Repeat each record below exactly as given.
○ ○ ○ ○ ○ ○ ○
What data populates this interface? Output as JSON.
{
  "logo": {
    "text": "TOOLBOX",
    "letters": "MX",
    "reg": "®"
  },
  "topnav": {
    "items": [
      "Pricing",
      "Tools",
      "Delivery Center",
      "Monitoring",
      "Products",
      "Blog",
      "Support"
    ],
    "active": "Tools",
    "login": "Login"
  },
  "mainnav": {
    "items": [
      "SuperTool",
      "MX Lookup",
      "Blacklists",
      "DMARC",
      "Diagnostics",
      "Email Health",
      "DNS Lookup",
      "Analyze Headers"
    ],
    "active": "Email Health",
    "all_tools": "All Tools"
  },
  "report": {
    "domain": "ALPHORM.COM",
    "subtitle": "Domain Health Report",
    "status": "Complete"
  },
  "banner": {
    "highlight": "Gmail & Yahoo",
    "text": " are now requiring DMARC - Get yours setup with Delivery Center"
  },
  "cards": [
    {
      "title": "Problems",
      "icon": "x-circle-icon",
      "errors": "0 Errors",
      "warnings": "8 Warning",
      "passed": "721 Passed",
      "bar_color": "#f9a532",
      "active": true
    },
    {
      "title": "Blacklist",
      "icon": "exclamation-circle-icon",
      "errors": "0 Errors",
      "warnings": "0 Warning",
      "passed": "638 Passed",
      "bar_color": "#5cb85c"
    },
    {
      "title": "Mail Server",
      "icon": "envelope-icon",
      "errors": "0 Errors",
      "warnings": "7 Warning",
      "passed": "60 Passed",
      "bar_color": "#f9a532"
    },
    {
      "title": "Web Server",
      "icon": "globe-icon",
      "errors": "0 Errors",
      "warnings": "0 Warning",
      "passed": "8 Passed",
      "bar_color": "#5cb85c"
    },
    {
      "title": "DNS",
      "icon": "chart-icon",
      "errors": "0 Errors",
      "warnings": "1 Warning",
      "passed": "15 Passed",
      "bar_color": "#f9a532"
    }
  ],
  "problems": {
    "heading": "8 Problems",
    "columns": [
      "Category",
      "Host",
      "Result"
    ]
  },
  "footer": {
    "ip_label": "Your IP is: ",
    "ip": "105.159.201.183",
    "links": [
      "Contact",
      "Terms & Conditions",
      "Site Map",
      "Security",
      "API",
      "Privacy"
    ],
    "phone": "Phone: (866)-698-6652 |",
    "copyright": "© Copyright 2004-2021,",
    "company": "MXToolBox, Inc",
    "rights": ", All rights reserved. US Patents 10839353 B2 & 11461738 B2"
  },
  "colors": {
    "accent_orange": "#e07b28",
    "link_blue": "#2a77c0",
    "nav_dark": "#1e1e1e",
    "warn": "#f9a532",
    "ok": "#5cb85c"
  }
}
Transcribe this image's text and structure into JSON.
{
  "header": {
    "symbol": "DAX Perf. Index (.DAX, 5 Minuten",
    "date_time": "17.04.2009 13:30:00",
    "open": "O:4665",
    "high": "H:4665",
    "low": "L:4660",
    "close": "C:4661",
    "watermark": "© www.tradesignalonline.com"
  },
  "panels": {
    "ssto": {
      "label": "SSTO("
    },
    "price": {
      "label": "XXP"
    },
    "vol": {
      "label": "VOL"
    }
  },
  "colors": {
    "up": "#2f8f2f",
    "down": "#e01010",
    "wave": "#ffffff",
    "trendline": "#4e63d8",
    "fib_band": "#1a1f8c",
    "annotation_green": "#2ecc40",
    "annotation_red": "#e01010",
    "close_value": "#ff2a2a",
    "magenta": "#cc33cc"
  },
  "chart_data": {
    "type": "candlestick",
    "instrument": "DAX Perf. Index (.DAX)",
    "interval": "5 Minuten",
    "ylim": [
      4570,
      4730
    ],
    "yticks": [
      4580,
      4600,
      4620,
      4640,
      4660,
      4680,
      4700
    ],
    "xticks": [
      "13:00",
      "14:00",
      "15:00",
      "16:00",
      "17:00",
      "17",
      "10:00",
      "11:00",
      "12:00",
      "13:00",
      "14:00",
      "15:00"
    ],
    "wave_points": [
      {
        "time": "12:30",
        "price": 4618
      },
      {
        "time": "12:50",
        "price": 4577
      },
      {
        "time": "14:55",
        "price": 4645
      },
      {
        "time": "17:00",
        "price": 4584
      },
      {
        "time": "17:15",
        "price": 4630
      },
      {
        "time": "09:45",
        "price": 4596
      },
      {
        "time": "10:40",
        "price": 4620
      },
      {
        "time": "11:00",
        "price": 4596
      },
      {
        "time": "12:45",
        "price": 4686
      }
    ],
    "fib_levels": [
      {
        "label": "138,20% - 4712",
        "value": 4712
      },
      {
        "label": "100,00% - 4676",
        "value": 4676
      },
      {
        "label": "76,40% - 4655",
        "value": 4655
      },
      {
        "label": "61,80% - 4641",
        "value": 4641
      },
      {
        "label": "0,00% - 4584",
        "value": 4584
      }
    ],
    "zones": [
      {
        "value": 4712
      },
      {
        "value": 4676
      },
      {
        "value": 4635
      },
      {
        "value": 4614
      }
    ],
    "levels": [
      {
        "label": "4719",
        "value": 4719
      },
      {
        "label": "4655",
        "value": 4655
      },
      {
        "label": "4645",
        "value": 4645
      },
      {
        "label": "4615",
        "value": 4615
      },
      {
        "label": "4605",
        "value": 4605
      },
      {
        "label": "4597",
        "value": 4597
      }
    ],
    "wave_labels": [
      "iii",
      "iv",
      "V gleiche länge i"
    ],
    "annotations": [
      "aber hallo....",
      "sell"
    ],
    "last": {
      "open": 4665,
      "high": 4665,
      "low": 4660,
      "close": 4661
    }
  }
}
○ ○ ○ ○ ○ ○ ○
◆ PROBLEM SOLUTION
What data populates this interface? Output as JSON.
{
  "logo": {
    "text": "TOOLBOX",
    "letters": "MX",
    "reg": "®"
  },
  "topnav": {
    "items": [
      "Pricing",
      "Tools",
      "Delivery Center",
      "Monitoring",
      "Products",
      "Blog",
      "Support"
    ],
    "active": "Tools",
    "login": "Login"
  },
  "mainnav": {
    "items": [
      "SuperTool",
      "MX Lookup",
      "Blacklists",
      "DMARC",
      "Diagnostics",
      "Email Health",
      "DNS Lookup",
      "Analyze Headers"
    ],
    "active": "Email Health",
    "all_tools": "All Tools"
  },
  "report": {
    "domain": "ALPHORM.COM",
    "subtitle": "Domain Health Report",
    "status": "Complete"
  },
  "banner": {
    "highlight": "Gmail & Yahoo",
    "text": " are now requiring DMARC - Get yours setup with Delivery Center"
  },
  "cards": [
    {
      "title": "Problems",
      "icon": "x-circle-icon",
      "errors": "0 Errors",
      "warnings": "8 Warning",
      "passed": "721 Passed",
      "bar_color": "#f9a532",
      "active": true
    },
    {
      "title": "Blacklist",
      "icon": "exclamation-circle-icon",
      "errors": "0 Errors",
      "warnings": "0 Warning",
      "passed": "638 Passed",
      "bar_color": "#5cb85c"
    },
    {
      "title": "Mail Server",
      "icon": "envelope-icon",
      "errors": "0 Errors",
      "warnings": "7 Warning",
      "passed": "60 Passed",
      "bar_color": "#f9a532"
    },
    {
      "title": "Web Server",
      "icon": "globe-icon",
      "errors": "0 Errors",
      "warnings": "0 Warning",
      "passed": "8 Passed",
      "bar_color": "#5cb85c"
    },
    {
      "title": "DNS",
      "icon": "chart-icon",
      "errors": "0 Errors",
      "warnings": "1 Warning",
      "passed": "15 Passed",
      "bar_color": "#f9a532"
    }
  ],
  "problems": {
    "heading": "8 Problems",
    "columns": [
      "Category",
      "Host",
      "Result"
    ]
  },
  "footer": {
    "ip_label": "Your IP is: ",
    "ip": "105.159.201.183",
    "links": [
      "Contact",
      "Terms & Conditions",
      "Site Map",
      "Security",
      "API",
      "Privacy"
    ],
    "phone": "Phone: (866)-698-6652 |",
    "copyright": "© Copyright 2004-2021,",
    "company": "MXToolBox, Inc",
    "rights": ", All rights reserved. US Patents 10839353 B2 & 11461738 B2"
  },
  "colors": {
    "accent_orange": "#e07b28",
    "link_blue": "#2a77c0",
    "nav_dark": "#1e1e1e",
    "warn": "#f9a532",
    "ok": "#5cb85c"
  }
}
Transcribe this image's text and structure into JSON.
{
  "header": {
    "symbol": "DAX Perf. Index (.DAX, 5 Minuten",
    "date_time": "17.04.2009 13:30:00",
    "open": "O:4665",
    "high": "H:4665",
    "low": "L:4660",
    "close": "C:4661",
    "watermark": "© www.tradesignalonline.com"
  },
  "panels": {
    "ssto": {
      "label": "SSTO("
    },
    "price": {
      "label": "XXP"
    },
    "vol": {
      "label": "VOL"
    }
  },
  "colors": {
    "up": "#2f8f2f",
    "down": "#e01010",
    "wave": "#ffffff",
    "trendline": "#4e63d8",
    "fib_band": "#1a1f8c",
    "annotation_green": "#2ecc40",
    "annotation_red": "#e01010",
    "close_value": "#ff2a2a",
    "magenta": "#cc33cc"
  },
  "chart_data": {
    "type": "candlestick",
    "instrument": "DAX Perf. Index (.DAX)",
    "interval": "5 Minuten",
    "ylim": [
      4570,
      4730
    ],
    "yticks": [
      4580,
      4600,
      4620,
      4640,
      4660,
      4680,
      4700
    ],
    "xticks": [
      "13:00",
      "14:00",
      "15:00",
      "16:00",
      "17:00",
      "17",
      "10:00",
      "11:00",
      "12:00",
      "13:00",
      "14:00",
      "15:00"
    ],
    "wave_points": [
      {
        "time": "12:30",
        "price": 4618
      },
      {
        "time": "12:50",
        "price": 4577
      },
      {
        "time": "14:55",
        "price": 4645
      },
      {
        "time": "17:00",
        "price": 4584
      },
      {
        "time": "17:15",
        "price": 4630
      },
      {
        "time": "09:45",
        "price": 4596
      },
      {
        "time": "10:40",
        "price": 4620
      },
      {
        "time": "11:00",
        "price": 4596
      },
      {
        "time": "12:45",
        "price": 4686
      }
    ],
    "fib_levels": [
      {
        "label": "138,20% - 4712",
        "value": 4712
      },
      {
        "label": "100,00% - 4676",
        "value": 4676
      },
      {
        "label": "76,40% - 4655",
        "value": 4655
      },
      {
        "label": "61,80% - 4641",
        "value": 4641
      },
      {
        "label": "0,00% - 4584",
        "value": 4584
      }
    ],
    "zones": [
      {
        "value": 4712
      },
      {
        "value": 4676
      },
      {
        "value": 4635
      },
      {
        "value": 4614
      }
    ],
    "levels": [
      {
        "label": "4719",
        "value": 4719
      },
      {
        "label": "4655",
        "value": 4655
      },
      {
        "label": "4645",
        "value": 4645
      },
      {
        "label": "4615",
        "value": 4615
      },
      {
        "label": "4605",
        "value": 4605
      },
      {
        "label": "4597",
        "value": 4597
      }
    ],
    "wave_labels": [
      "iii",
      "iv",
      "V gleiche länge i"
    ],
    "annotations": [
      "aber hallo....",
      "sell"
    ],
    "last": {
      "open": 4665,
      "high": 4665,
      "low": 4660,
      "close": 4661
    }
  }
}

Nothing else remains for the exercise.